Dataset entries
□ □ □ □
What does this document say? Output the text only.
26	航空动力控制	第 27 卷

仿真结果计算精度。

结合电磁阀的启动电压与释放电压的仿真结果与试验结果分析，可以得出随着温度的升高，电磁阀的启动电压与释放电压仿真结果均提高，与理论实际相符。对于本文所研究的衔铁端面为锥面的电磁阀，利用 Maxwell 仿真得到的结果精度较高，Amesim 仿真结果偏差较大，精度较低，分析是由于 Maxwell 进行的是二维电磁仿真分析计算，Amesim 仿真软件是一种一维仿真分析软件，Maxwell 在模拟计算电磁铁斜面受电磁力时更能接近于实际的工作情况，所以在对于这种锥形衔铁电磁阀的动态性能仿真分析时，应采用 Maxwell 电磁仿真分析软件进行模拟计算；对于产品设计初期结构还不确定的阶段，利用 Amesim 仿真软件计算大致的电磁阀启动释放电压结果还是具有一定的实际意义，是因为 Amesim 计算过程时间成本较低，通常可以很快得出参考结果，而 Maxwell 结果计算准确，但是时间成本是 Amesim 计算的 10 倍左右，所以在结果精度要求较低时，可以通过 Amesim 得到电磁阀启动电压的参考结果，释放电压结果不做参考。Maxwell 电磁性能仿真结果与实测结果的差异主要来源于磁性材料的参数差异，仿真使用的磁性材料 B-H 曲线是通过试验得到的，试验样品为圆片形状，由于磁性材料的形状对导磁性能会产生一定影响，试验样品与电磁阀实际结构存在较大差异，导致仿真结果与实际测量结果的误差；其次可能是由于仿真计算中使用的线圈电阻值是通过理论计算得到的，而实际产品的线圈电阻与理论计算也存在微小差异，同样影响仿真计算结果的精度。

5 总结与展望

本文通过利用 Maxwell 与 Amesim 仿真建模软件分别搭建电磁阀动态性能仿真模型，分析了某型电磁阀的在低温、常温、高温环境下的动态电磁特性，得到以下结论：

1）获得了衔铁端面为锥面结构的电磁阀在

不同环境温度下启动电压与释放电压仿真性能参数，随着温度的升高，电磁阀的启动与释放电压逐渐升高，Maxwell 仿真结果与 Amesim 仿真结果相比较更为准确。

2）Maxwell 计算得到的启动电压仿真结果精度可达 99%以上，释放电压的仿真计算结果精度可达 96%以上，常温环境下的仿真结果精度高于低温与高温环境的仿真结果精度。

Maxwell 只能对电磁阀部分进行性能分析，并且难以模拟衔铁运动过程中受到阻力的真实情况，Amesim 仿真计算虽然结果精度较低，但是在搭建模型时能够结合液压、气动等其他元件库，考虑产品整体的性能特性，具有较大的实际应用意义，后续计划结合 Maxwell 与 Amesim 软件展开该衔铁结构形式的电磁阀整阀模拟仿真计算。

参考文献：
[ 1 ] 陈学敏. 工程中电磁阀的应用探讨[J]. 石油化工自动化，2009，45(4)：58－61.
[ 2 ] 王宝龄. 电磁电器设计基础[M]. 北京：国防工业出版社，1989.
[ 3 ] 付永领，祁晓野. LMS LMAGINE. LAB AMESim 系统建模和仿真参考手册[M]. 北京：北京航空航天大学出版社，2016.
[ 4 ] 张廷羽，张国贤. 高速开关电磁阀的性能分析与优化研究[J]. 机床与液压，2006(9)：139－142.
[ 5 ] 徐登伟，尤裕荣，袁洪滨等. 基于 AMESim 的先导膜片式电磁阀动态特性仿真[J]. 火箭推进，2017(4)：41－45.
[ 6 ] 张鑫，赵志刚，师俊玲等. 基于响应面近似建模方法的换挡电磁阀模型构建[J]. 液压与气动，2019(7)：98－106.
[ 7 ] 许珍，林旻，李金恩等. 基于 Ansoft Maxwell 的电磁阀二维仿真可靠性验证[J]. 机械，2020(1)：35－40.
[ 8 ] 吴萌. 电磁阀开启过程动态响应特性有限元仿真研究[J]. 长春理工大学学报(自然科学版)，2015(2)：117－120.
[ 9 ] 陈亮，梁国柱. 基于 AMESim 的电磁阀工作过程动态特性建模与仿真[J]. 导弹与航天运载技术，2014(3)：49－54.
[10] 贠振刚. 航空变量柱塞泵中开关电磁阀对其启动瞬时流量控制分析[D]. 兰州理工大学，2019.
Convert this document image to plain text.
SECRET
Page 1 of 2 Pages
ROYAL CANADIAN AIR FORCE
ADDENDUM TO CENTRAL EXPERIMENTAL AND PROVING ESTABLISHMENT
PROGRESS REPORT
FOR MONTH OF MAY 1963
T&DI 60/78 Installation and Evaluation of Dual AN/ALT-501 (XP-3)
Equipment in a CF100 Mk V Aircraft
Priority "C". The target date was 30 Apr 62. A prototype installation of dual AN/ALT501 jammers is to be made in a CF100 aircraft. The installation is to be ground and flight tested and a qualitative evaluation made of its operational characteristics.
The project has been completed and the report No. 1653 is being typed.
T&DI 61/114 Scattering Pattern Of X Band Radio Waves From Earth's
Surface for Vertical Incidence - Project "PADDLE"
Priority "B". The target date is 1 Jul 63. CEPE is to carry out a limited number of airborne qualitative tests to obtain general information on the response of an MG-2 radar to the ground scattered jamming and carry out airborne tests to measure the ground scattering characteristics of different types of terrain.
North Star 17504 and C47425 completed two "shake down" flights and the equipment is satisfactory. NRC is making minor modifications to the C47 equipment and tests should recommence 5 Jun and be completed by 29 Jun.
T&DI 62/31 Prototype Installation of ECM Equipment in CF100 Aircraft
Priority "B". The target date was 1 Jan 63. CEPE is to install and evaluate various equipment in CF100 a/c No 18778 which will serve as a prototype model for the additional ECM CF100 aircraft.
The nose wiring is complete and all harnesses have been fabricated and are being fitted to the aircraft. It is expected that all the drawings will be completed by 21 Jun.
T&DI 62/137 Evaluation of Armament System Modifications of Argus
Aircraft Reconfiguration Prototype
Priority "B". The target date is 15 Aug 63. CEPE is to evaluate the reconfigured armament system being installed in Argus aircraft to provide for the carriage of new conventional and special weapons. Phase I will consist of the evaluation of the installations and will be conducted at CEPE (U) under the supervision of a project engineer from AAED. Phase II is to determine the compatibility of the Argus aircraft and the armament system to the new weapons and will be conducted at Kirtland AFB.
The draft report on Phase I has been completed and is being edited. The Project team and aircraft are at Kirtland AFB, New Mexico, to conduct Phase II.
□ □ □ □
▸ EXERCISE TASK
Copy every line of the material in which the word "characteristics" occurs.

▸ THE RESPONSE
Priority "C". The target date was 30 Apr 62. A prototype installation of dual AN/ALT501 jammers is to be made in a CF100 aircraft. The installation is to be ground and flight tested and a qualitative evaluation made of its operational characteristics.
Priority "B". The target date is 1 Jul 63. CEPE is to carry out a limited number of airborne qualitative tests to obtain general information on the response of an MG-2 radar to the ground scattered jamming and carry out airborne tests to measure the ground scattering characteristics of different types of terrain.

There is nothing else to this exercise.